■ Entries:

= = = = = = =

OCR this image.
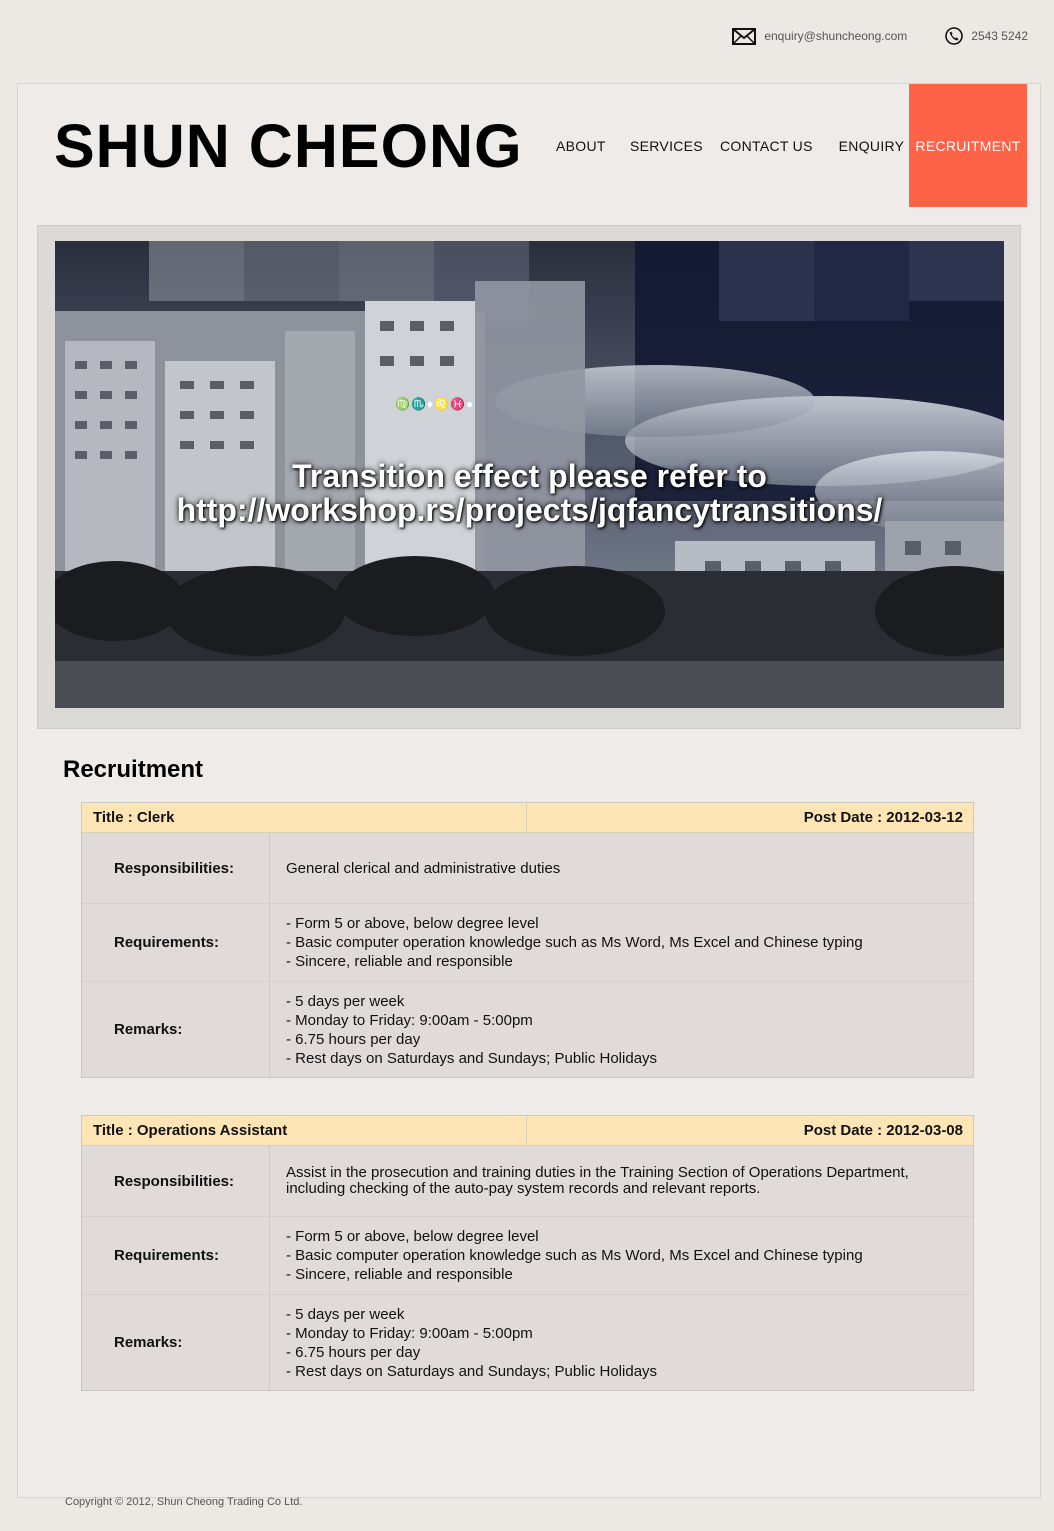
enquiry@shuncheong.com	2543 5242
SHUN CHEONG ABOUT	SERVICES	CONTACT US	ENQUIRY RECRUITMENT
♍♏♦♌♓●
Transition effect please refer to
http://workshop.rs/projects/jqfancytransitions/
Recruitment
Title : Clerk	Post Date : 2012-03-12
Responsibilities:	General clerical and administrative duties
Requirements:
- Form 5 or above, below degree level
- Basic computer operation knowledge such as Ms Word, Ms Excel and Chinese typing
- Sincere, reliable and responsible
Remarks:
- 5 days per week
- Monday to Friday: 9:00am - 5:00pm
- 6.75 hours per day
- Rest days on Saturdays and Sundays; Public Holidays
Title : Operations Assistant	Post Date : 2012-03-08
Responsibilities:	Assist in the prosecution and training duties in the Training Section of Operations Department, including checking of the auto-pay system records and relevant reports.
Requirements:
- Form 5 or above, below degree level
- Basic computer operation knowledge such as Ms Word, Ms Excel and Chinese typing
- Sincere, reliable and responsible
Remarks:
- 5 days per week
- Monday to Friday: 9:00am - 5:00pm
- 6.75 hours per day
- Rest days on Saturdays and Sundays; Public Holidays
Copyright © 2012, Shun Cheong Trading Co Ltd.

= = = = = = =

■ What is needed:
Omit the pictures and reproduce the listing exactly.

■ The reply:
OCR this image.
enquiry@shuncheong.com	2543 5242
SHUN CHEONG ABOUT	SERVICES	CONTACT US	ENQUIRY RECRUITMENT
♍♏♦♌♓●
Transition effect please refer to
http://workshop.rs/projects/jqfancytransitions/
Recruitment
Title : Clerk	Post Date : 2012-03-12
Responsibilities:	General clerical and administrative duties
Requirements:
- Form 5 or above, below degree level
- Basic computer operation knowledge such as Ms Word, Ms Excel and Chinese typing
- Sincere, reliable and responsible
Remarks:
- 5 days per week
- Monday to Friday: 9:00am - 5:00pm
- 6.75 hours per day
- Rest days on Saturdays and Sundays; Public Holidays
Title : Operations Assistant	Post Date : 2012-03-08
Responsibilities:	Assist in the prosecution and training duties in the Training Section of Operations Department, including checking of the auto-pay system records and relevant reports.
Requirements:
- Form 5 or above, below degree level
- Basic computer operation knowledge such as Ms Word, Ms Excel and Chinese typing
- Sincere, reliable and responsible
Remarks:
- 5 days per week
- Monday to Friday: 9:00am - 5:00pm
- 6.75 hours per day
- Rest days on Saturdays and Sundays; Public Holidays
Copyright © 2012, Shun Cheong Trading Co Ltd.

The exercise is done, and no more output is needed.